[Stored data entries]

- - -

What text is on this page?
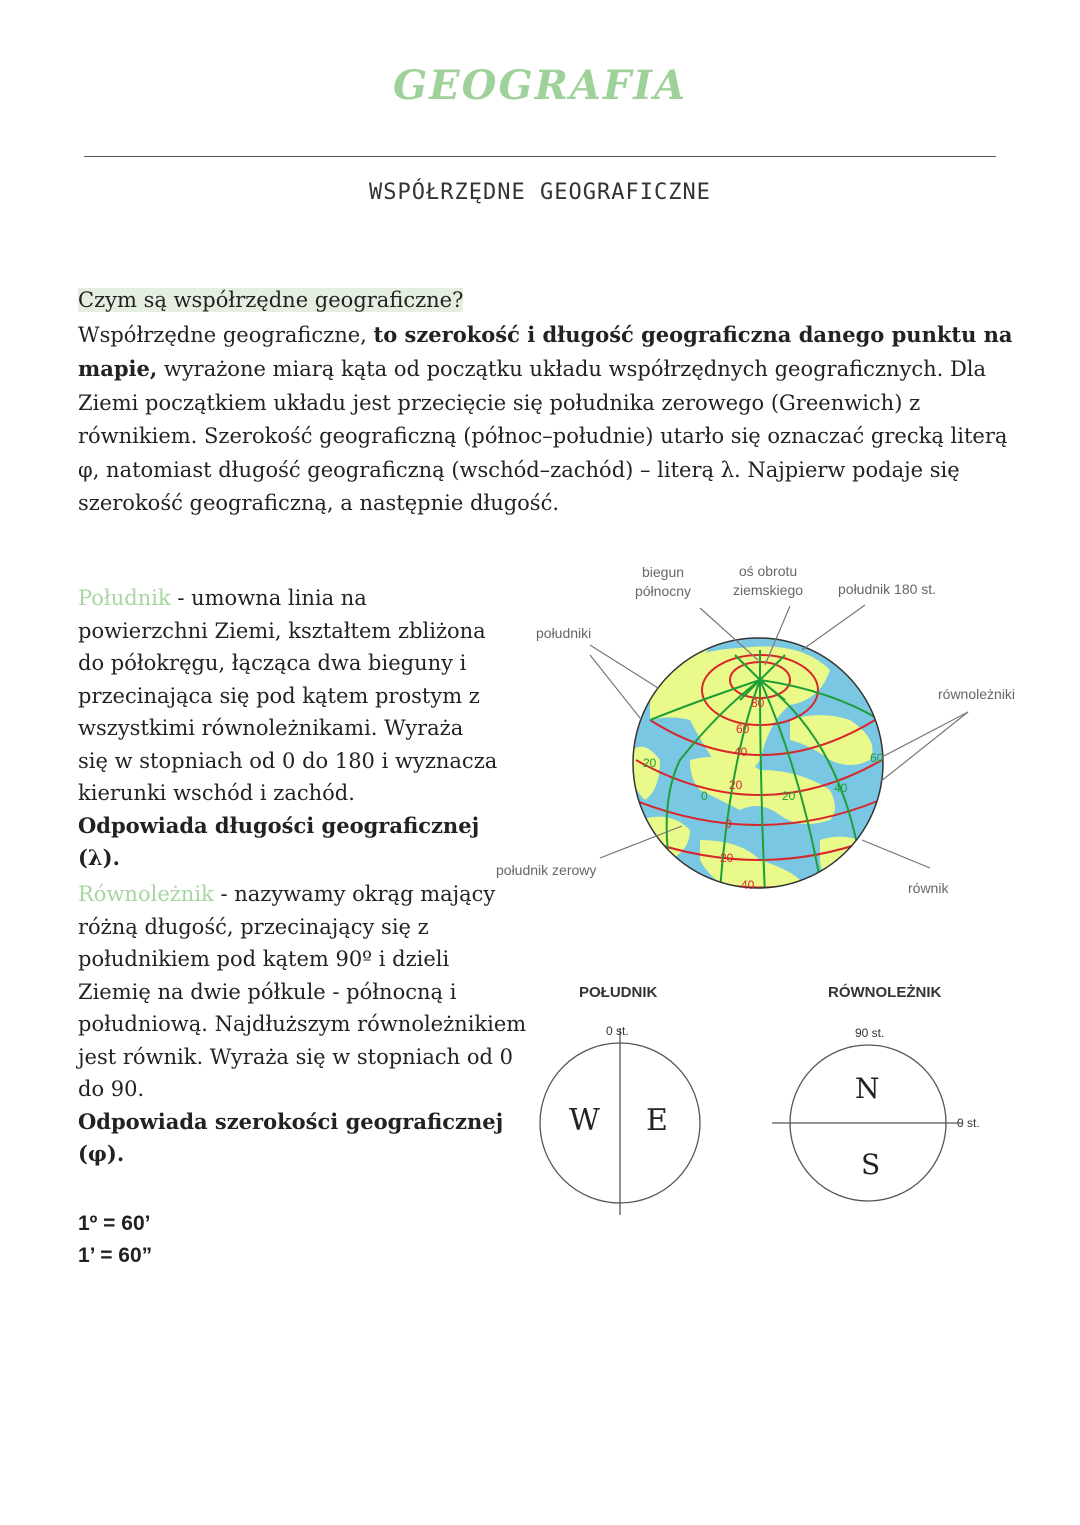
GEOGRAFIA
WSPÓŁRZĘDNE GEOGRAFICZNE
Czym są współrzędne geograficzne?
Współrzędne geograficzne, to szerokość i długość geograficzna danego punktu na mapie, wyrażone miarą kąta od początku układu współrzędnych geograficznych. Dla Ziemi początkiem układu jest przecięcie się południka zerowego (Greenwich) z równikiem. Szerokość geograficzną (północ–południe) utarło się oznaczać grecką literą φ, natomiast długość geograficzną (wschód–zachód) – literą λ. Najpierw podaje się szerokość geograficzną, a następnie długość.
Południk - umowna linia na powierzchni Ziemi, kształtem zbliżona do półokręgu, łącząca dwa bieguny i przecinająca się pod kątem prostym z wszystkimi równoleżnikami. Wyraża się w stopniach od 0 do 180 i wyznacza kierunki wschód i zachód.
Odpowiada długości geograficznej (λ).
Równoleżnik - nazywamy okrąg mający różną długość, przecinający się z południkiem pod kątem 90º i dzieli Ziemię na dwie półkule - północną i południową. Najdłuższym równoleżnikiem jest równik. Wyraża się w stopniach od 0 do 90.
Odpowiada szerokości geograficznej (φ).
1º = 60’
1’ = 60”
biegun
północny
oś obrotu
ziemskiego	południk 180 st.
południki
równoleżniki
południk zerowy
równik
POŁUDNIK	RÓWNOLEŻNIK
0 st.	90 st.
W E
N
S
0 st.
80
60
40
20
0
20
40
20
0	20
40
60
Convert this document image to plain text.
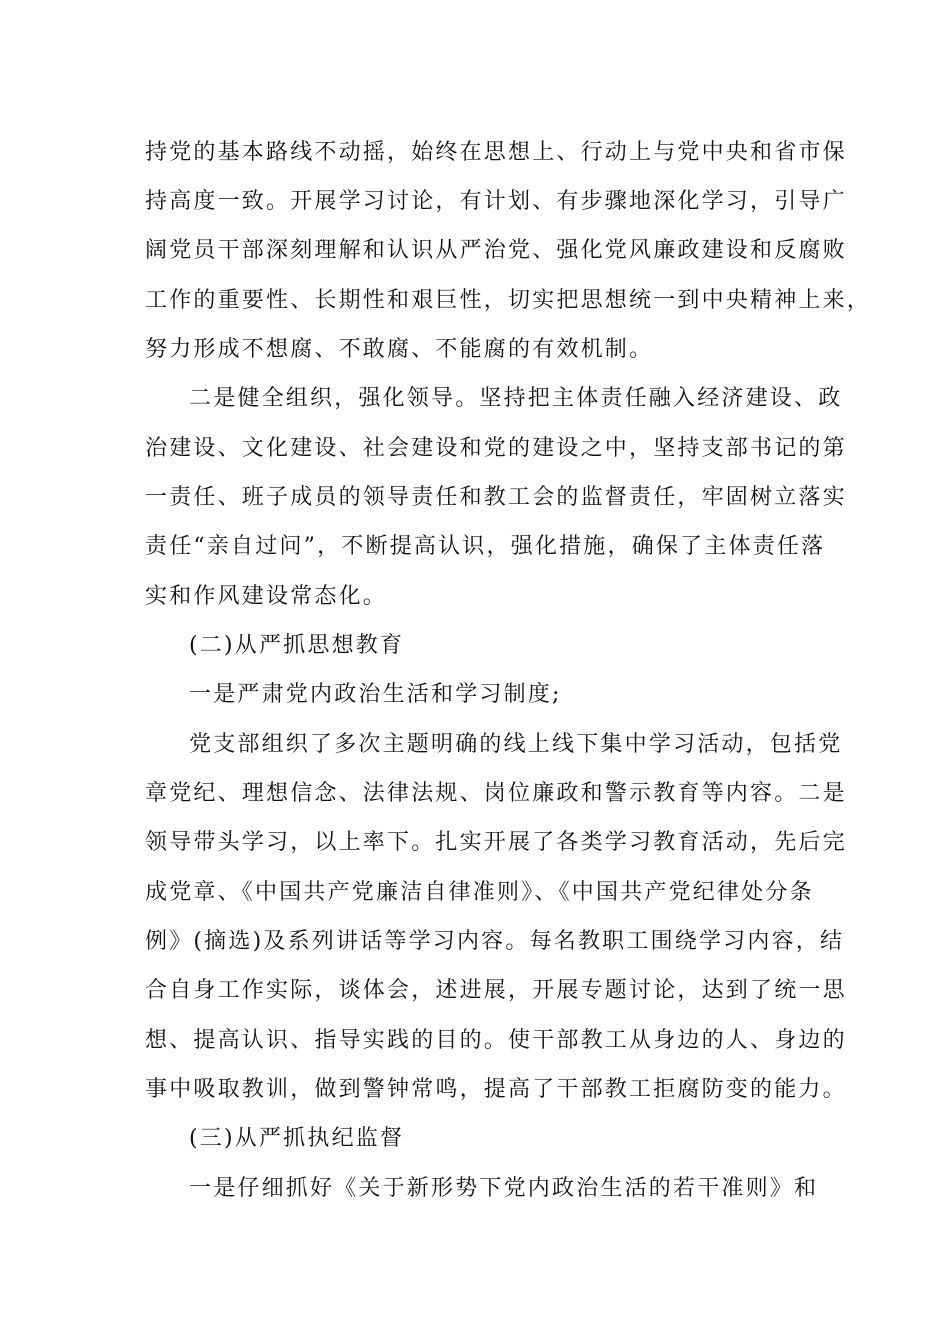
持党的基本路线不动摇，始终在思想上、行动上与党中央和省市保
持高度一致。开展学习讨论，有计划、有步骤地深化学习，引导广
阔党员干部深刻理解和认识从严治党、强化党风廉政建设和反腐败
工作的重要性、长期性和艰巨性，切实把思想统一到中央精神上来，
努力形成不想腐、不敢腐、不能腐的有效机制。
二是健全组织，强化领导。坚持把主体责任融入经济建设、政
治建设、文化建设、社会建设和党的建设之中，坚持支部书记的第
一责任、班子成员的领导责任和教工会的监督责任，牢固树立落实
责任“亲自过问”，不断提高认识，强化措施，确保了主体责任落
实和作风建设常态化。
(二)从严抓思想教育
一是严肃党内政治生活和学习制度;
党支部组织了多次主题明确的线上线下集中学习活动，包括党
章党纪、理想信念、法律法规、岗位廉政和警示教育等内容。二是
领导带头学习，以上率下。扎实开展了各类学习教育活动，先后完
成党章、《中国共产党廉洁自律准则》、《中国共产党纪律处分条
例》(摘选)及系列讲话等学习内容。每名教职工围绕学习内容，结
合自身工作实际，谈体会，述进展，开展专题讨论，达到了统一思
想、提高认识、指导实践的目的。使干部教工从身边的人、身边的
事中吸取教训，做到警钟常鸣，提高了干部教工拒腐防变的能力。
(三)从严抓执纪监督
一是仔细抓好《关于新形势下党内政治生活的若干准则》和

- - -

*BRIEF*.
Skip the pictures and copy exactly the lines from the one containing "Convert this document image to plain text." through the end of the material, both ends included.

*THE RESULT*.
Convert this document image to plain text.
持党的基本路线不动摇，始终在思想上、行动上与党中央和省市保
持高度一致。开展学习讨论，有计划、有步骤地深化学习，引导广
阔党员干部深刻理解和认识从严治党、强化党风廉政建设和反腐败
工作的重要性、长期性和艰巨性，切实把思想统一到中央精神上来，
努力形成不想腐、不敢腐、不能腐的有效机制。
二是健全组织，强化领导。坚持把主体责任融入经济建设、政
治建设、文化建设、社会建设和党的建设之中，坚持支部书记的第
一责任、班子成员的领导责任和教工会的监督责任，牢固树立落实
责任“亲自过问”，不断提高认识，强化措施，确保了主体责任落
实和作风建设常态化。
(二)从严抓思想教育
一是严肃党内政治生活和学习制度;
党支部组织了多次主题明确的线上线下集中学习活动，包括党
章党纪、理想信念、法律法规、岗位廉政和警示教育等内容。二是
领导带头学习，以上率下。扎实开展了各类学习教育活动，先后完
成党章、《中国共产党廉洁自律准则》、《中国共产党纪律处分条
例》(摘选)及系列讲话等学习内容。每名教职工围绕学习内容，结
合自身工作实际，谈体会，述进展，开展专题讨论，达到了统一思
想、提高认识、指导实践的目的。使干部教工从身边的人、身边的
事中吸取教训，做到警钟常鸣，提高了干部教工拒腐防变的能力。
(三)从严抓执纪监督
一是仔细抓好《关于新形势下党内政治生活的若干准则》和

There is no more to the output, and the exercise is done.